WHAT IS ASKED: Below are some records. Copy every line in them that holds "this".

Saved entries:
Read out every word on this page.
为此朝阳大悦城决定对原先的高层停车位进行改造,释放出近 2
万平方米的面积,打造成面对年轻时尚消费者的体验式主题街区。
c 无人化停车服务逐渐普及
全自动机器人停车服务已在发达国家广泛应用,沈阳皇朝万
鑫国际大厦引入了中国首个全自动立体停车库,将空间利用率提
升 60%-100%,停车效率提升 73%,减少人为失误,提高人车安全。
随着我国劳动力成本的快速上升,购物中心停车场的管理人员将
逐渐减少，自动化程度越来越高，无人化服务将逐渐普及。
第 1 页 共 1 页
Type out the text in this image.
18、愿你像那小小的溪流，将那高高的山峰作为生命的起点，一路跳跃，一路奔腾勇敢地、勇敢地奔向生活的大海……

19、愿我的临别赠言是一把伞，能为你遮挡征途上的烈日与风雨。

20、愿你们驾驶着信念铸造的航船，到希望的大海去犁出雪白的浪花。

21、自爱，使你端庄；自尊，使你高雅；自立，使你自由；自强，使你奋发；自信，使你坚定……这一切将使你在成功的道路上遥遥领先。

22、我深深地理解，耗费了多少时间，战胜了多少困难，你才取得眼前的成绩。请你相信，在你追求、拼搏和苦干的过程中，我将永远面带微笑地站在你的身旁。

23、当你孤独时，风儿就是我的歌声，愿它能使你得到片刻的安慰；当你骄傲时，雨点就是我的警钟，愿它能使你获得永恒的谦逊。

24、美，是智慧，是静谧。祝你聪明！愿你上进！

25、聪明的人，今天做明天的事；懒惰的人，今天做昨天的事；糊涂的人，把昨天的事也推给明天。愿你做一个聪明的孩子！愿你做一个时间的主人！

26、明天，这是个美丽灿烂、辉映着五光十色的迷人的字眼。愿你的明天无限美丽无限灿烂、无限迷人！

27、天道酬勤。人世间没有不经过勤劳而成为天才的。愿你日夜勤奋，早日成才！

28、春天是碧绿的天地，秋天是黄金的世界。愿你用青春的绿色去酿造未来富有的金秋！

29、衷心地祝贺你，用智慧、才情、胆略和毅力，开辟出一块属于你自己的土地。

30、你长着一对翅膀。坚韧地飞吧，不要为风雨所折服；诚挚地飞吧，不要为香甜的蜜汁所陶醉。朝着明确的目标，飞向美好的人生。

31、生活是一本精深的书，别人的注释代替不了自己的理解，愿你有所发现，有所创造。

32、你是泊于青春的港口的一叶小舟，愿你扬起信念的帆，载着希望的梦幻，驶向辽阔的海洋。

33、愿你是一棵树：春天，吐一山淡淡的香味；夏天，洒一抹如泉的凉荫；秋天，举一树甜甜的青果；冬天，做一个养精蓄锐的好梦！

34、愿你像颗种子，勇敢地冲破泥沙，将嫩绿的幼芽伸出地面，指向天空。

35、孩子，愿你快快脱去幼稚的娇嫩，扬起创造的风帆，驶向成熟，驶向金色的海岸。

RESPONSE BELOW:
Read out every word on this page.
Type out the text in this image.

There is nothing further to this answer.